* Begin SOURCE MATERIAL *
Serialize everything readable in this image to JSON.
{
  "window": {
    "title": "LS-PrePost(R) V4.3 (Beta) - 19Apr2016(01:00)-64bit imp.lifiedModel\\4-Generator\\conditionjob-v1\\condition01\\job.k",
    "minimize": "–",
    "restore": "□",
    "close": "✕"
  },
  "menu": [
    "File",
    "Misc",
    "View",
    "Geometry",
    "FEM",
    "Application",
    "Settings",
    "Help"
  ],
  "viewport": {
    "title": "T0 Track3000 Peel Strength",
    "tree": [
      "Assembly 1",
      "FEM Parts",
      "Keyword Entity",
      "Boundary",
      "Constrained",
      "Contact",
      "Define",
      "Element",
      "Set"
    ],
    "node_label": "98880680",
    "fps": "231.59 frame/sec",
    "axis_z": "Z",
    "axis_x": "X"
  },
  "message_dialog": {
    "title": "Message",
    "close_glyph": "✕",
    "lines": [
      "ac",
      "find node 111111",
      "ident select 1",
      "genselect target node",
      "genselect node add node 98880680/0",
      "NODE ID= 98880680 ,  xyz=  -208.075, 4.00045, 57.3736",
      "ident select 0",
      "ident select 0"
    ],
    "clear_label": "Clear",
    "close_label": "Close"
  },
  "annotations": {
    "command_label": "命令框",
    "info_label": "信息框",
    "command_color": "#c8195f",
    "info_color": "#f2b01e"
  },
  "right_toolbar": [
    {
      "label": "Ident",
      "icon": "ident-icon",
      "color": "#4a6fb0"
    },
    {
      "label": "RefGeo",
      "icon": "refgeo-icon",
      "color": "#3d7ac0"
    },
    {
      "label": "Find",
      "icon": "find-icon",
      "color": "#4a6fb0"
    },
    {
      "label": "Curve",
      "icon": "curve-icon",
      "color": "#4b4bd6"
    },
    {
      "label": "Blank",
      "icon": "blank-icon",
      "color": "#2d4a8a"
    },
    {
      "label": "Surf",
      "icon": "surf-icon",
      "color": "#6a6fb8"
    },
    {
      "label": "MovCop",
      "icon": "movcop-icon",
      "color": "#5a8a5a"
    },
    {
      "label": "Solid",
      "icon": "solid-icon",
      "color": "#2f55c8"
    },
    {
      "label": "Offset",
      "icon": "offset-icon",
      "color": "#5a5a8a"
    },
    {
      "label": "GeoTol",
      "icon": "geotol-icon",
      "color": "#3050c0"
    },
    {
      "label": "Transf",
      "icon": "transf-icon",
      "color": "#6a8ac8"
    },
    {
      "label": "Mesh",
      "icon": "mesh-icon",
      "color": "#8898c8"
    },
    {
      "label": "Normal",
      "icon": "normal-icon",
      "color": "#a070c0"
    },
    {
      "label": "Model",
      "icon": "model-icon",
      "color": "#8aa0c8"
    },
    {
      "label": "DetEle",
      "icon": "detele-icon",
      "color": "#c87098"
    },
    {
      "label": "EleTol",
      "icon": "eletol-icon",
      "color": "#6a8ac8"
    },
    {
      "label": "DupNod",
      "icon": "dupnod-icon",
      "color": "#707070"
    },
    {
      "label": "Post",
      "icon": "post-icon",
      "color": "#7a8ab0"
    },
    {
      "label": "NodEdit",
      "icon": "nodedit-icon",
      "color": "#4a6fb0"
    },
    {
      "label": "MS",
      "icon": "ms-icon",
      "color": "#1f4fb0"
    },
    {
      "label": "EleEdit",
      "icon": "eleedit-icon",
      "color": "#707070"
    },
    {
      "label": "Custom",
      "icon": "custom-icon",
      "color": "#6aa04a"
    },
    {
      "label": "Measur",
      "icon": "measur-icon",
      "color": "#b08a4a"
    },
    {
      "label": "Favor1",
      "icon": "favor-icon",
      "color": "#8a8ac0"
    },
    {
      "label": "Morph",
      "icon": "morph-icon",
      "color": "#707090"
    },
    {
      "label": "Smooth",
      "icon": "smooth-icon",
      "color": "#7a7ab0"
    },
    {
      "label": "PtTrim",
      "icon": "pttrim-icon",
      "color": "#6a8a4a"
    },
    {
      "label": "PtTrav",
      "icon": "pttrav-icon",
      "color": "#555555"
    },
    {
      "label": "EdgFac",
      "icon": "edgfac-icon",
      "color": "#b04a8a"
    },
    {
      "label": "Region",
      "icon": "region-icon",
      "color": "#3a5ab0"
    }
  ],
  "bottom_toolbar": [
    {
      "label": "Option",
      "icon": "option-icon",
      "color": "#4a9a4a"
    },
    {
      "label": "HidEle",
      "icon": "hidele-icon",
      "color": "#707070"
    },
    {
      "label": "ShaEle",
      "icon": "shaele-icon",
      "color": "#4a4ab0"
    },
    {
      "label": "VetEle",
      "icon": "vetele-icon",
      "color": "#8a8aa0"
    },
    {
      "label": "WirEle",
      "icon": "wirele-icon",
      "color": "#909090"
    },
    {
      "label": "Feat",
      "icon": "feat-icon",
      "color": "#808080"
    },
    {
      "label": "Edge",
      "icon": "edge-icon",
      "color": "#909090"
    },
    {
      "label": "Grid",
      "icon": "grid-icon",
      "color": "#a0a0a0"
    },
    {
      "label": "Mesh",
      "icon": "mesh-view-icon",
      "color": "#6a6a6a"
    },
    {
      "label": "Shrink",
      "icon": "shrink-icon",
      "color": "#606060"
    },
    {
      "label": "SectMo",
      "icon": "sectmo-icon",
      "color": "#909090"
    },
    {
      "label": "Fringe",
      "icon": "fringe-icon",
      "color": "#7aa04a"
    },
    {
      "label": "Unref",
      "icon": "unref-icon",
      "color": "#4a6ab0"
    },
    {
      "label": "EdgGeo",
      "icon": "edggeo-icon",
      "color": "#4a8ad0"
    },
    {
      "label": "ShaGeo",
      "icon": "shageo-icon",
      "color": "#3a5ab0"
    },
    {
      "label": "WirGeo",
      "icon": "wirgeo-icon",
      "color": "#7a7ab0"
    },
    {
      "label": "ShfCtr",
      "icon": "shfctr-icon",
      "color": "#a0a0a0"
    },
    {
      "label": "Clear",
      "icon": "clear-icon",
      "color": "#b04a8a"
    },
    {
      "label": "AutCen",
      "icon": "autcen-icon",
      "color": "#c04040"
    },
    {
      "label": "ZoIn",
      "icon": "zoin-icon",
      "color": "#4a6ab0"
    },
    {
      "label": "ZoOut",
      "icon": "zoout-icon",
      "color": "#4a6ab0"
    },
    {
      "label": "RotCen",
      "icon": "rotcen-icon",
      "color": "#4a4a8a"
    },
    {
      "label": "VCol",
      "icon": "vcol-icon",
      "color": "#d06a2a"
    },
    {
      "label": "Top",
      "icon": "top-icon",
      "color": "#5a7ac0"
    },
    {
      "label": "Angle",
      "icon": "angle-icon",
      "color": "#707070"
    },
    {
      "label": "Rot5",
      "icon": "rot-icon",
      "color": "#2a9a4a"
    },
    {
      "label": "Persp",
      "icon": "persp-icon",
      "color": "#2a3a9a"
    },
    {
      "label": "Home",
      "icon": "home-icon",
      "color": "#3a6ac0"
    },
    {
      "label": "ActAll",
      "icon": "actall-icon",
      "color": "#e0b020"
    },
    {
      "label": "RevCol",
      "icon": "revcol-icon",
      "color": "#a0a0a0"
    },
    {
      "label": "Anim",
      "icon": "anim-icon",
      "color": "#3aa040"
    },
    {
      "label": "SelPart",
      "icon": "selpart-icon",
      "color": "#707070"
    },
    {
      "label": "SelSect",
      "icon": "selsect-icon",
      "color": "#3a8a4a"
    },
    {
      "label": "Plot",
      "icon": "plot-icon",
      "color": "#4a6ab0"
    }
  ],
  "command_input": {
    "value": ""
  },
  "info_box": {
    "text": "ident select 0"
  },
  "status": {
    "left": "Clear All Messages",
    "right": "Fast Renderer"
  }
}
* End SOURCE MATERIAL *
* Begin SOURCE MATERIAL *
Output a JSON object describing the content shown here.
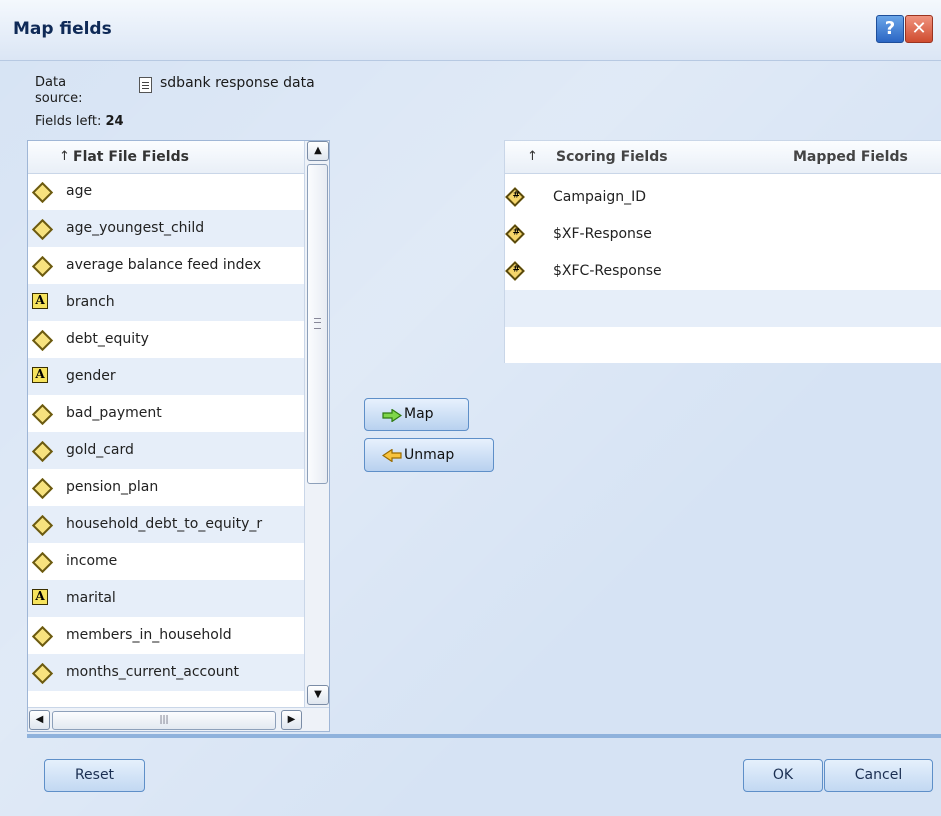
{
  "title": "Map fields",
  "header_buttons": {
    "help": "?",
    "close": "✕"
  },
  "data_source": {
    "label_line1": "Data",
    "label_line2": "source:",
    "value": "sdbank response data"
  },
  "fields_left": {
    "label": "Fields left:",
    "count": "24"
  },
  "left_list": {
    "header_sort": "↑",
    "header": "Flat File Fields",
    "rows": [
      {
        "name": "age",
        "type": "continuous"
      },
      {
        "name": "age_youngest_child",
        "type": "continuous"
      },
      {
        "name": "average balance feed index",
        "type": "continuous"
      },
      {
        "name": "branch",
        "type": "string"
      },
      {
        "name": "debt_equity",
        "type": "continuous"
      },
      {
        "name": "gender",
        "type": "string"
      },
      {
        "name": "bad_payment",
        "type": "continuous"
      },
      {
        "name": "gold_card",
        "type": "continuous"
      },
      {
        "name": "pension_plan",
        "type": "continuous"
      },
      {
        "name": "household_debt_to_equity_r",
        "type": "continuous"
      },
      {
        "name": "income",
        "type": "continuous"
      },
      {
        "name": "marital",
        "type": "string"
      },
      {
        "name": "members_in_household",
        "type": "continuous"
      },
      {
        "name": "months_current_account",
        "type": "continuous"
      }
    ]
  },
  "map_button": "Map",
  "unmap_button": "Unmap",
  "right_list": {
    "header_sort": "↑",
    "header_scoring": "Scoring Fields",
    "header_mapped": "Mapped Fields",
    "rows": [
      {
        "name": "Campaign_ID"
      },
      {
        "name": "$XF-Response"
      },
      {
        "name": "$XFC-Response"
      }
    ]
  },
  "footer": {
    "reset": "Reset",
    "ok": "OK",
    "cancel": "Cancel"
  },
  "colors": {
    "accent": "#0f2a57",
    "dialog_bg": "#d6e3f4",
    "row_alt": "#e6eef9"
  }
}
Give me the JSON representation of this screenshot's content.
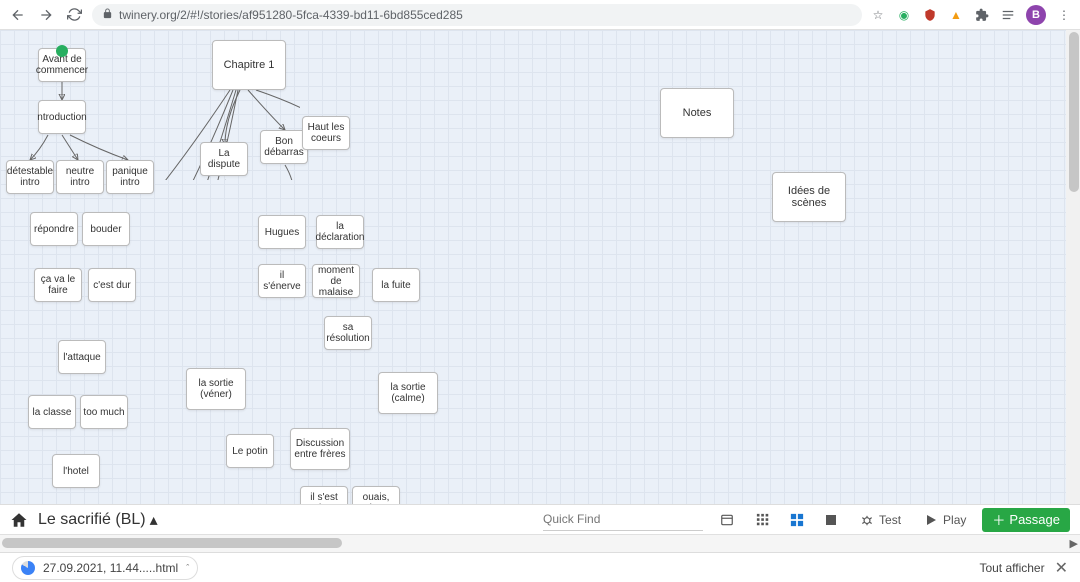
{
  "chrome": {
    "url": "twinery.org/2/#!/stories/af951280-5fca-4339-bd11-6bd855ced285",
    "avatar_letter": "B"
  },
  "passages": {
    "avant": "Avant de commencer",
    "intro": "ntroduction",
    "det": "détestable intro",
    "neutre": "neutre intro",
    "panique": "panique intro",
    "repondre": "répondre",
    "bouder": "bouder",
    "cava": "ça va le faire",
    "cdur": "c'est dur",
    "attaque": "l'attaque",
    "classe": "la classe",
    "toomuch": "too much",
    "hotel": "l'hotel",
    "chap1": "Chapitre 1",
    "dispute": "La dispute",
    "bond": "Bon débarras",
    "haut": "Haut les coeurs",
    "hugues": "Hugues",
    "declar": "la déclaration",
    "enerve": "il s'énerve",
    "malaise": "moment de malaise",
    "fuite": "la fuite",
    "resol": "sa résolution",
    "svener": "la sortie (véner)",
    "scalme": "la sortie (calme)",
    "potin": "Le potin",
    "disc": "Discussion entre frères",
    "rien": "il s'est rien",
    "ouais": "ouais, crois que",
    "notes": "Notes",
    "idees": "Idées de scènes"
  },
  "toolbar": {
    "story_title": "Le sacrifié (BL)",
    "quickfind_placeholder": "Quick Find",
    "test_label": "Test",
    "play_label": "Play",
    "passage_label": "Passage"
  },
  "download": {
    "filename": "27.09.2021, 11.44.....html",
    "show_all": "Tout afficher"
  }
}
* End SOURCE MATERIAL *
- CHALLENGE -
Copy out every line of the material above that mentions the word "JSON".

- EXERCISE RESULT -
Serialize everything readable in this image to JSON.
Output a JSON object describing the content shown here.
Give me the JSON representation of this screenshot's content.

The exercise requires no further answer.